YOUR TASK:
Your answer should be a single number: the count of lines in the material below that hold "with".

* * *

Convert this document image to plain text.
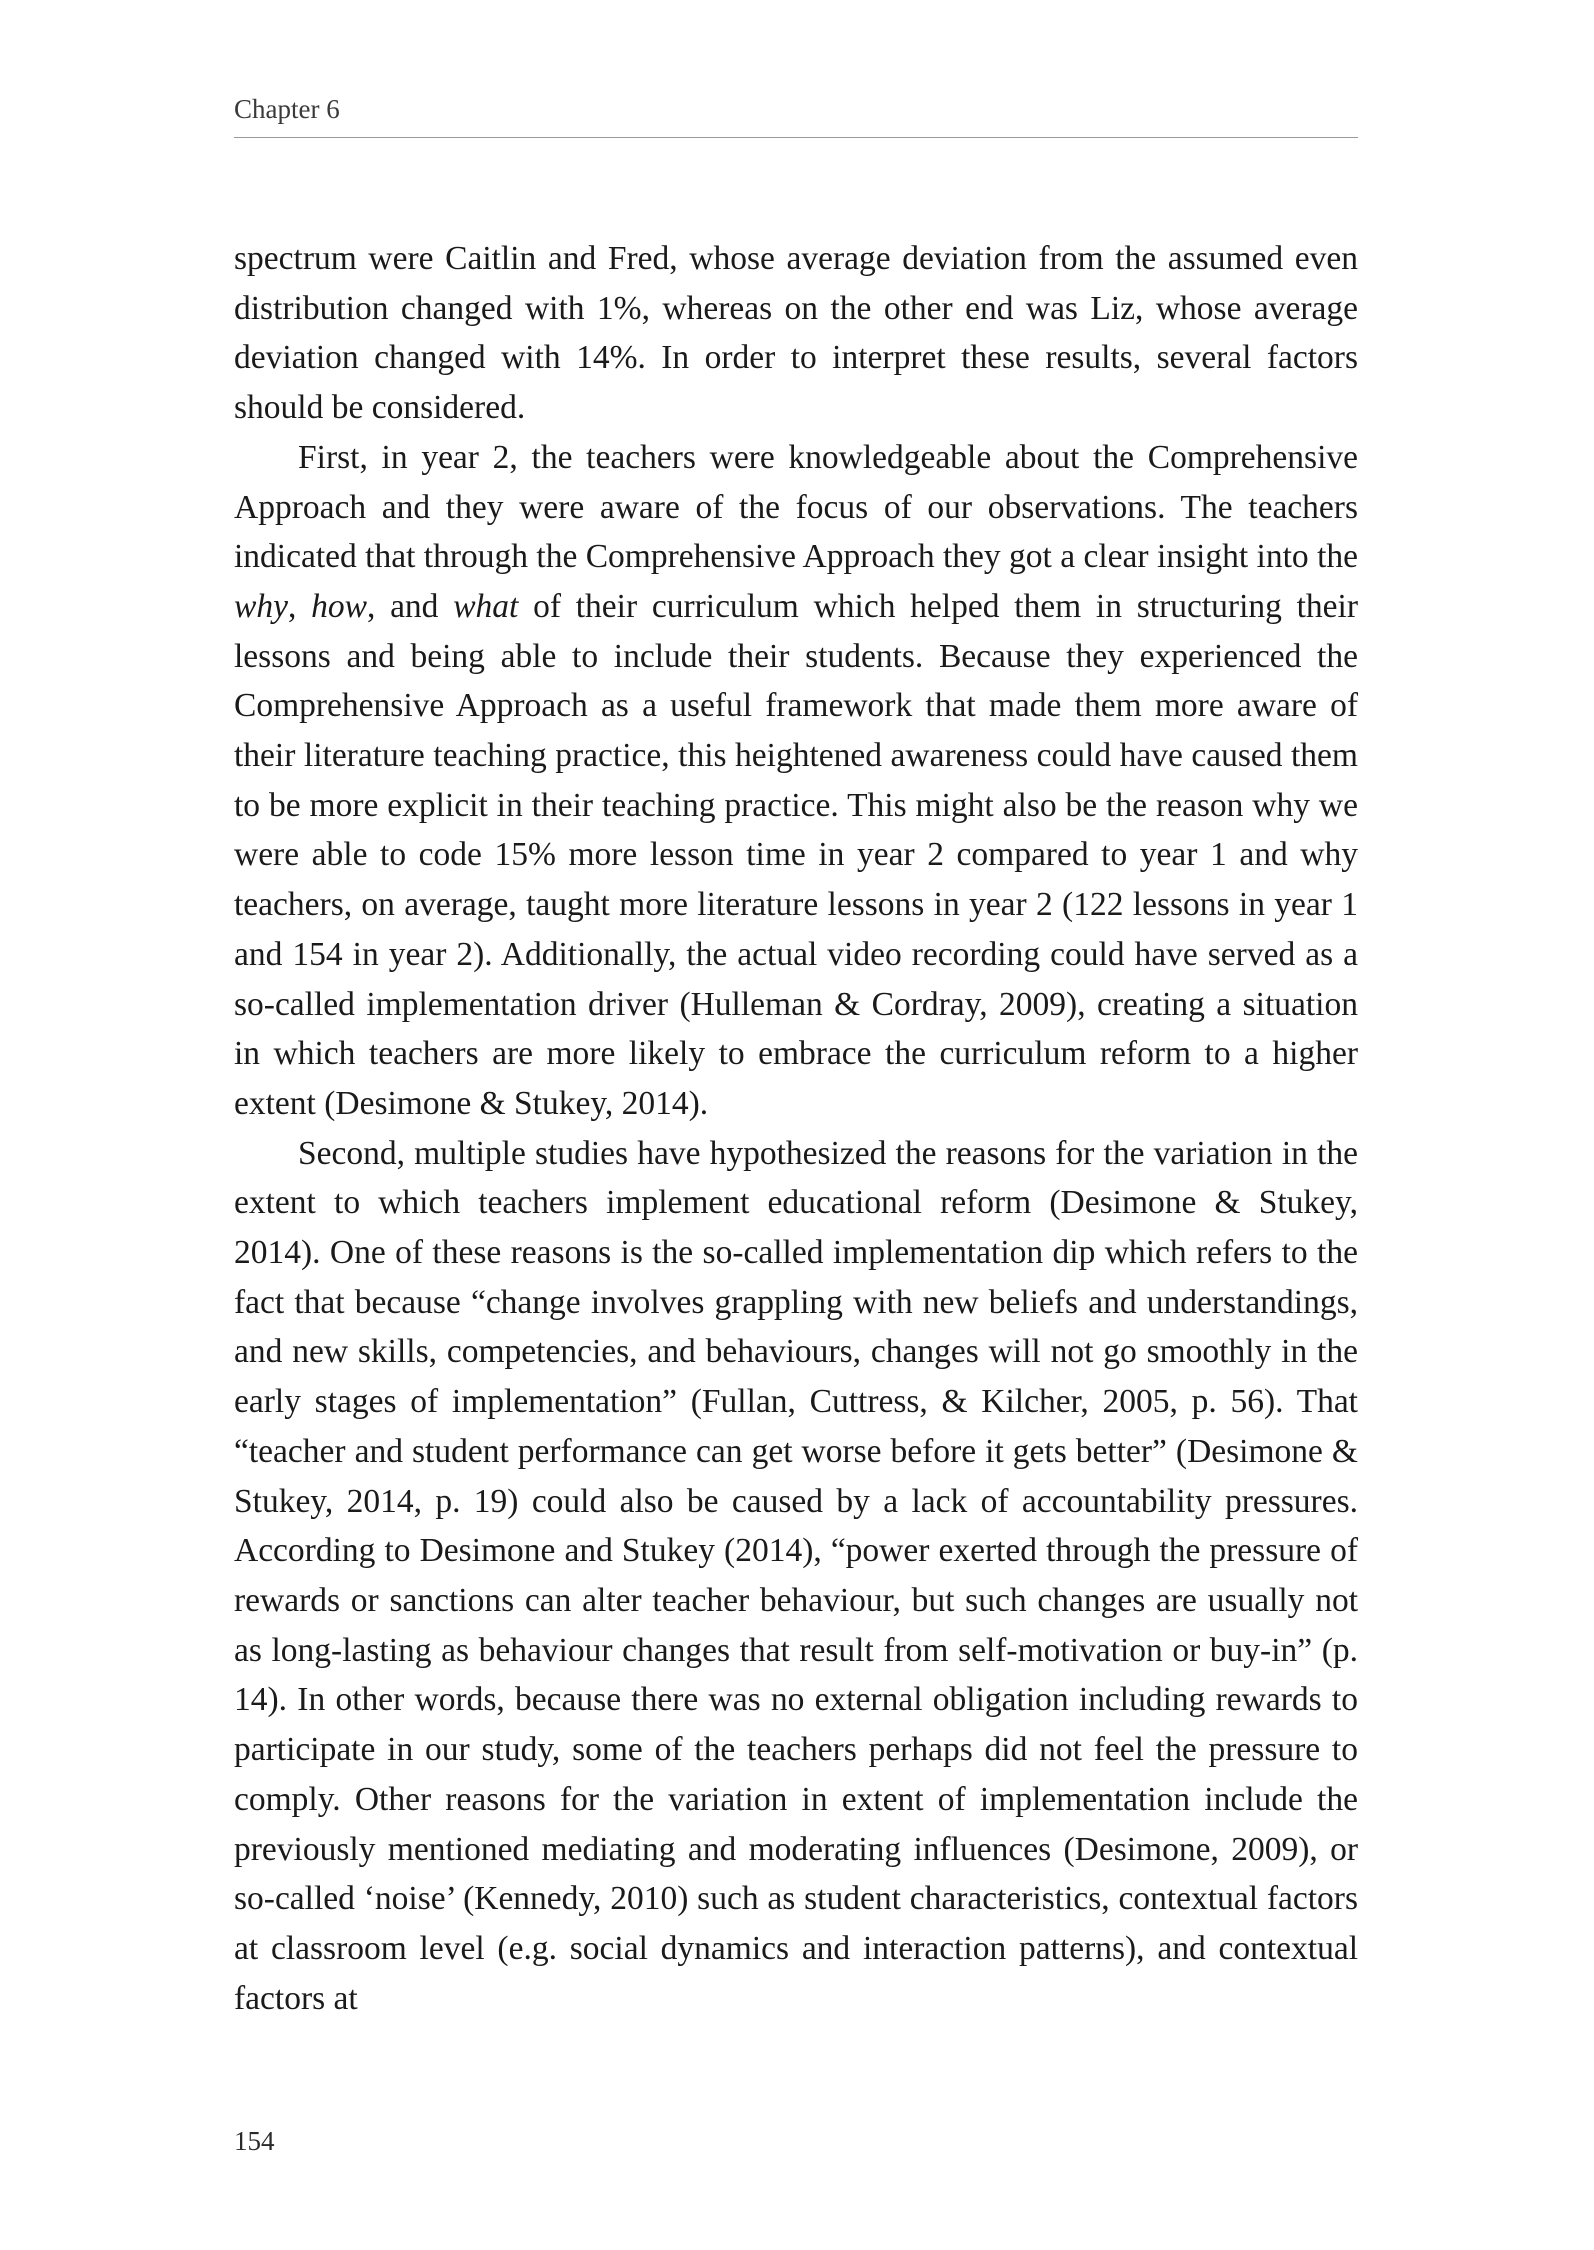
Chapter 6

spectrum were Caitlin and Fred, whose average deviation from the assumed even distribution changed with 1%, whereas on the other end was Liz, whose average deviation changed with 14%. In order to interpret these results, several factors should be considered.

First, in year 2, the teachers were knowledgeable about the Comprehensive Approach and they were aware of the focus of our observations. The teachers indicated that through the Comprehensive Approach they got a clear insight into the why, how, and what of their curriculum which helped them in structuring their lessons and being able to include their students. Because they experienced the Comprehensive Approach as a useful framework that made them more aware of their literature teaching practice, this heightened awareness could have caused them to be more explicit in their teaching practice. This might also be the reason why we were able to code 15% more lesson time in year 2 compared to year 1 and why teachers, on average, taught more literature lessons in year 2 (122 lessons in year 1 and 154 in year 2). Additionally, the actual video recording could have served as a so-called implementation driver (Hulleman & Cordray, 2009), creating a situation in which teachers are more likely to embrace the curriculum reform to a higher extent (Desimone & Stukey, 2014).

Second, multiple studies have hypothesized the reasons for the variation in the extent to which teachers implement educational reform (Desimone & Stukey, 2014). One of these reasons is the so-called implementation dip which refers to the fact that because “change involves grappling with new beliefs and understandings, and new skills, competencies, and behaviours, changes will not go smoothly in the early stages of implementation” (Fullan, Cuttress, & Kilcher, 2005, p. 56). That “teacher and student performance can get worse before it gets better” (Desimone & Stukey, 2014, p. 19) could also be caused by a lack of accountability pressures. According to Desimone and Stukey (2014), “power exerted through the pressure of rewards or sanctions can alter teacher behaviour, but such changes are usually not as long-lasting as behaviour changes that result from self-motivation or buy-in” (p. 14). In other words, because there was no external obligation including rewards to participate in our study, some of the teachers perhaps did not feel the pressure to comply. Other reasons for the variation in extent of implementation include the previously mentioned mediating and moderating influences (Desimone, 2009), or so-called ‘noise’ (Kennedy, 2010) such as student characteristics, contextual factors at classroom level (e.g. social dynamics and interaction patterns), and contextual factors at

154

* * *

RESPONSE:
2